**YOUR INSTRUCTIONS**. Pictures do not belong in the copy; restate the records below word for word.

**DATASET**.

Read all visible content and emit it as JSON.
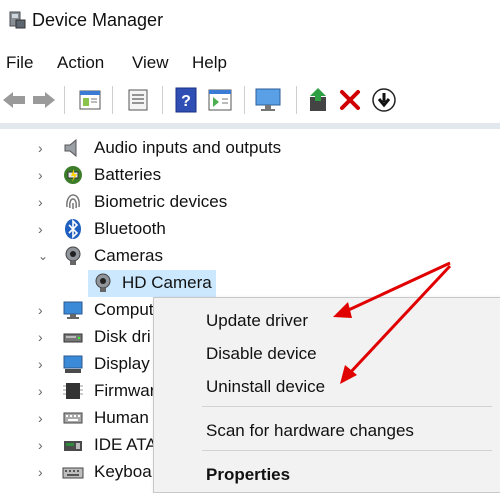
{
  "window": {
    "title": "Device Manager"
  },
  "menubar": {
    "items": [
      "File",
      "Action",
      "View",
      "Help"
    ]
  },
  "toolbar": {
    "icons": [
      "back-arrow-icon",
      "forward-arrow-icon",
      "properties-window-icon",
      "show-hidden-icon",
      "help-icon",
      "action-pane-icon",
      "scan-monitor-icon",
      "update-driver-icon",
      "uninstall-x-icon",
      "disable-device-icon"
    ]
  },
  "tree": {
    "categories": [
      {
        "label": "Audio inputs and outputs",
        "icon": "speaker-icon"
      },
      {
        "label": "Batteries",
        "icon": "battery-icon"
      },
      {
        "label": "Biometric devices",
        "icon": "fingerprint-icon"
      },
      {
        "label": "Bluetooth",
        "icon": "bluetooth-icon"
      },
      {
        "label": "Cameras",
        "icon": "webcam-icon",
        "expanded": true,
        "children": [
          {
            "label": "HD Camera",
            "icon": "webcam-icon",
            "selected": true
          }
        ]
      },
      {
        "label": "Comput",
        "icon": "computer-icon"
      },
      {
        "label": "Disk dri",
        "icon": "disk-drive-icon"
      },
      {
        "label": "Display",
        "icon": "display-adapter-icon"
      },
      {
        "label": "Firmwar",
        "icon": "firmware-chip-icon"
      },
      {
        "label": "Human",
        "icon": "keyboard-hid-icon"
      },
      {
        "label": "IDE ATA",
        "icon": "ide-controller-icon"
      },
      {
        "label": "Keyboa",
        "icon": "keyboard-icon"
      }
    ]
  },
  "context_menu": {
    "update_driver": "Update driver",
    "disable_device": "Disable device",
    "uninstall_device": "Uninstall device",
    "scan_for_changes": "Scan for hardware changes",
    "properties": "Properties"
  },
  "colors": {
    "selection": "#cce8ff",
    "arrow": "#e00000",
    "menu_bg": "#f2f2f2"
  }
}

**FINISHED EXERCISE**.
Read all visible content and emit it as JSON.
{
  "window": {
    "title": "Device Manager"
  },
  "menubar": {
    "items": [
      "File",
      "Action",
      "View",
      "Help"
    ]
  },
  "toolbar": {
    "icons": [
      "back-arrow-icon",
      "forward-arrow-icon",
      "properties-window-icon",
      "show-hidden-icon",
      "help-icon",
      "action-pane-icon",
      "scan-monitor-icon",
      "update-driver-icon",
      "uninstall-x-icon",
      "disable-device-icon"
    ]
  },
  "tree": {
    "categories": [
      {
        "label": "Audio inputs and outputs",
        "icon": "speaker-icon"
      },
      {
        "label": "Batteries",
        "icon": "battery-icon"
      },
      {
        "label": "Biometric devices",
        "icon": "fingerprint-icon"
      },
      {
        "label": "Bluetooth",
        "icon": "bluetooth-icon"
      },
      {
        "label": "Cameras",
        "icon": "webcam-icon",
        "expanded": true,
        "children": [
          {
            "label": "HD Camera",
            "icon": "webcam-icon",
            "selected": true
          }
        ]
      },
      {
        "label": "Comput",
        "icon": "computer-icon"
      },
      {
        "label": "Disk dri",
        "icon": "disk-drive-icon"
      },
      {
        "label": "Display",
        "icon": "display-adapter-icon"
      },
      {
        "label": "Firmwar",
        "icon": "firmware-chip-icon"
      },
      {
        "label": "Human",
        "icon": "keyboard-hid-icon"
      },
      {
        "label": "IDE ATA",
        "icon": "ide-controller-icon"
      },
      {
        "label": "Keyboa",
        "icon": "keyboard-icon"
      }
    ]
  },
  "context_menu": {
    "update_driver": "Update driver",
    "disable_device": "Disable device",
    "uninstall_device": "Uninstall device",
    "scan_for_changes": "Scan for hardware changes",
    "properties": "Properties"
  },
  "colors": {
    "selection": "#cce8ff",
    "arrow": "#e00000",
    "menu_bg": "#f2f2f2"
  }
}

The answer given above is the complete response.